## Begin Excerpted data

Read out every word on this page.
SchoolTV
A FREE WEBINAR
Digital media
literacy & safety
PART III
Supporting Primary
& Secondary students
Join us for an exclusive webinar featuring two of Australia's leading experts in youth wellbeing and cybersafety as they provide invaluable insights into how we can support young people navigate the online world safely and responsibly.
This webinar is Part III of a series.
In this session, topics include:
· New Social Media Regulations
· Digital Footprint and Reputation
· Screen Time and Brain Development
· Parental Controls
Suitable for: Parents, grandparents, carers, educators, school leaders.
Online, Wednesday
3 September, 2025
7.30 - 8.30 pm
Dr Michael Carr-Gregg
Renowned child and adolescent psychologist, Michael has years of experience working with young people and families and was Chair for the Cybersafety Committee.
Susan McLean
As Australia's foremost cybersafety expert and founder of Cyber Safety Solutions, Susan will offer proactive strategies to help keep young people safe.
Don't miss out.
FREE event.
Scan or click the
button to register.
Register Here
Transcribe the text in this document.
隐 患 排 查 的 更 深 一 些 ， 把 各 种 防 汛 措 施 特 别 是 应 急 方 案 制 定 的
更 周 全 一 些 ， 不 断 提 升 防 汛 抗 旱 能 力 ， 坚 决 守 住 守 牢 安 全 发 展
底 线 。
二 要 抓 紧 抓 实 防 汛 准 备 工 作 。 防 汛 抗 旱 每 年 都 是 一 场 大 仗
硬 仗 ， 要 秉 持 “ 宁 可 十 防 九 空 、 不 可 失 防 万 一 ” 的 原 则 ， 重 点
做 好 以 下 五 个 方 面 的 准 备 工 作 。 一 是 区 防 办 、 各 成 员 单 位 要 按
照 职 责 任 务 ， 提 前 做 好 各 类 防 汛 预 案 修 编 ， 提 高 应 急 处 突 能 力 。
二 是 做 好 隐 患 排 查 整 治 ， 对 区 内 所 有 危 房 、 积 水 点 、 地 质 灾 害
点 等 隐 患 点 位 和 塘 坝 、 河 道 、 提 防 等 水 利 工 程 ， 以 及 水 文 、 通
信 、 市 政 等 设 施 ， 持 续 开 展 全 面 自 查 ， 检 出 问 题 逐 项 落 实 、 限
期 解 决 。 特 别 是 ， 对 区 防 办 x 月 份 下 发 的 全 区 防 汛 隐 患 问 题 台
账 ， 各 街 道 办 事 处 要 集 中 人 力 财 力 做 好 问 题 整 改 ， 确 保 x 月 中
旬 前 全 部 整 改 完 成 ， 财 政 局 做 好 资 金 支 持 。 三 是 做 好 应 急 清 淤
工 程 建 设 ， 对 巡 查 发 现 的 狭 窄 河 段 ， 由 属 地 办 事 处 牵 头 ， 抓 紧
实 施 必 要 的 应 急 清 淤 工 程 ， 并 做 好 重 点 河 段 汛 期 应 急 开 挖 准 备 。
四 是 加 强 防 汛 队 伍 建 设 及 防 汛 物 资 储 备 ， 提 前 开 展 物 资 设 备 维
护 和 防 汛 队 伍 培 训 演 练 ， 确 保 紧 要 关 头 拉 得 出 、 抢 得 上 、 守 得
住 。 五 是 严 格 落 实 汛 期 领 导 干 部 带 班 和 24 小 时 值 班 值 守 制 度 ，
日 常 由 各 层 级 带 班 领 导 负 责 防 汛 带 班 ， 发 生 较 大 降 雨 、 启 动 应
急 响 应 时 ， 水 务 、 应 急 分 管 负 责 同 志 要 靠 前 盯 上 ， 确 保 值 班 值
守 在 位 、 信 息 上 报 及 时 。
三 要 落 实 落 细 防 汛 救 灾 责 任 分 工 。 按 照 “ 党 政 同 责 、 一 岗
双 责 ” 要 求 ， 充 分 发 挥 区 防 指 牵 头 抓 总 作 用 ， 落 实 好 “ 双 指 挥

## End Excerpted data

## Exercise brief
Identify each line in the entries with the word "Digital" and copy it.

## Expected answer
Digital media
· Digital Footprint and Reputation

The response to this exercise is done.